** WHAT IS ASKED **
Transcribe the entries below exactly.

Dataset rows
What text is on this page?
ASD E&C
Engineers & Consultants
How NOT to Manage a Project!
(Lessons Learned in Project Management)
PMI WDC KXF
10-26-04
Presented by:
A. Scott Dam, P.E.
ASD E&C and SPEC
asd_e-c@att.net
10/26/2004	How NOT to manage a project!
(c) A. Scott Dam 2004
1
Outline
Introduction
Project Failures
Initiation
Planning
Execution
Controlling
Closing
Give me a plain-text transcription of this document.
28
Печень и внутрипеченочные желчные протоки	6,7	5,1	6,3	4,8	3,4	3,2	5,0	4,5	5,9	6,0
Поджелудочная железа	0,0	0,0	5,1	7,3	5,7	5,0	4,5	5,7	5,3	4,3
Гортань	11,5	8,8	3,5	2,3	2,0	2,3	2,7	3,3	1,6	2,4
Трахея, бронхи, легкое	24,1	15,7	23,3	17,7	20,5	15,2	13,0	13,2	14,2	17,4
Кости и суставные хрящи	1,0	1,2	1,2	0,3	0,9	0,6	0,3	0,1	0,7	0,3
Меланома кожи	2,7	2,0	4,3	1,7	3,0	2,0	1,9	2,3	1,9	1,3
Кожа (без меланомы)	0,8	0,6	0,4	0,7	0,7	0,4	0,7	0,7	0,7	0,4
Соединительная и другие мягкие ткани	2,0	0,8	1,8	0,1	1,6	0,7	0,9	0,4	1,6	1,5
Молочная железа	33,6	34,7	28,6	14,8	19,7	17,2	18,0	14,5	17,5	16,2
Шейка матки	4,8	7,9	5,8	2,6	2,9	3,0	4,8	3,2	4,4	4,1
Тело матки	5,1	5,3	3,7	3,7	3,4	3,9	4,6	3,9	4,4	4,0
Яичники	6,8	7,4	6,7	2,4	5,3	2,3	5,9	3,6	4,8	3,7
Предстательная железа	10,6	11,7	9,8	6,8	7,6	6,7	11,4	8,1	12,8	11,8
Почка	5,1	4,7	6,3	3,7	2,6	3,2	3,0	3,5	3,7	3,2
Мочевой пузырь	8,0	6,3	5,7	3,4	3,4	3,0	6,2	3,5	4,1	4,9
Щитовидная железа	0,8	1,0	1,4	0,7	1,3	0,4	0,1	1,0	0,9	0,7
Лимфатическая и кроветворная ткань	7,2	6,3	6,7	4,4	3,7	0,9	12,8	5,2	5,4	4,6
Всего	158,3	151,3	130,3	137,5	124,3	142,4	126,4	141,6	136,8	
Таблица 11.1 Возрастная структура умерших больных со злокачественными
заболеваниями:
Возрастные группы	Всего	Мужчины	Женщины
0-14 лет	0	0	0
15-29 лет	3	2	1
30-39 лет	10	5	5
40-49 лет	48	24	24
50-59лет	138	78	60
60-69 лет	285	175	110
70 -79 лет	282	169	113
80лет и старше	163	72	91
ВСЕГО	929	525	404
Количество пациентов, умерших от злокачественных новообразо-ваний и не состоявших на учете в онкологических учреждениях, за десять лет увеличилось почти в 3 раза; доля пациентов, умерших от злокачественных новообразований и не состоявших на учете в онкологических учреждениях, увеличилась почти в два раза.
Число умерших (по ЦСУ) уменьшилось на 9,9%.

** CORRECT OUTPUT **
What text is on this page?
ASD E&C
Engineers & Consultants
How NOT to Manage a Project!
(Lessons Learned in Project Management)
PMI WDC KXF
10-26-04
Presented by:
A. Scott Dam, P.E.
ASD E&C and SPEC
asd_e-c@att.net
10/26/2004	How NOT to manage a project!
(c) A. Scott Dam 2004
1
Outline
Introduction
Project Failures
Initiation
Planning
Execution
Controlling
Closing
Give me a plain-text transcription of this document.
28
Печень и внутрипеченочные желчные протоки	6,7	5,1	6,3	4,8	3,4	3,2	5,0	4,5	5,9	6,0
Поджелудочная железа	0,0	0,0	5,1	7,3	5,7	5,0	4,5	5,7	5,3	4,3
Гортань	11,5	8,8	3,5	2,3	2,0	2,3	2,7	3,3	1,6	2,4
Трахея, бронхи, легкое	24,1	15,7	23,3	17,7	20,5	15,2	13,0	13,2	14,2	17,4
Кости и суставные хрящи	1,0	1,2	1,2	0,3	0,9	0,6	0,3	0,1	0,7	0,3
Меланома кожи	2,7	2,0	4,3	1,7	3,0	2,0	1,9	2,3	1,9	1,3
Кожа (без меланомы)	0,8	0,6	0,4	0,7	0,7	0,4	0,7	0,7	0,7	0,4
Соединительная и другие мягкие ткани	2,0	0,8	1,8	0,1	1,6	0,7	0,9	0,4	1,6	1,5
Молочная железа	33,6	34,7	28,6	14,8	19,7	17,2	18,0	14,5	17,5	16,2
Шейка матки	4,8	7,9	5,8	2,6	2,9	3,0	4,8	3,2	4,4	4,1
Тело матки	5,1	5,3	3,7	3,7	3,4	3,9	4,6	3,9	4,4	4,0
Яичники	6,8	7,4	6,7	2,4	5,3	2,3	5,9	3,6	4,8	3,7
Предстательная железа	10,6	11,7	9,8	6,8	7,6	6,7	11,4	8,1	12,8	11,8
Почка	5,1	4,7	6,3	3,7	2,6	3,2	3,0	3,5	3,7	3,2
Мочевой пузырь	8,0	6,3	5,7	3,4	3,4	3,0	6,2	3,5	4,1	4,9
Щитовидная железа	0,8	1,0	1,4	0,7	1,3	0,4	0,1	1,0	0,9	0,7
Лимфатическая и кроветворная ткань	7,2	6,3	6,7	4,4	3,7	0,9	12,8	5,2	5,4	4,6
Всего	158,3	151,3	130,3	137,5	124,3	142,4	126,4	141,6	136,8	
Таблица 11.1 Возрастная структура умерших больных со злокачественными
заболеваниями:
Возрастные группы	Всего	Мужчины	Женщины
0-14 лет	0	0	0
15-29 лет	3	2	1
30-39 лет	10	5	5
40-49 лет	48	24	24
50-59лет	138	78	60
60-69 лет	285	175	110
70 -79 лет	282	169	113
80лет и старше	163	72	91
ВСЕГО	929	525	404
Количество пациентов, умерших от злокачественных новообразо-ваний и не состоявших на учете в онкологических учреждениях, за десять лет увеличилось почти в 3 раза; доля пациентов, умерших от злокачественных новообразований и не состоявших на учете в онкологических учреждениях, увеличилась почти в два раза.
Число умерших (по ЦСУ) уменьшилось на 9,9%.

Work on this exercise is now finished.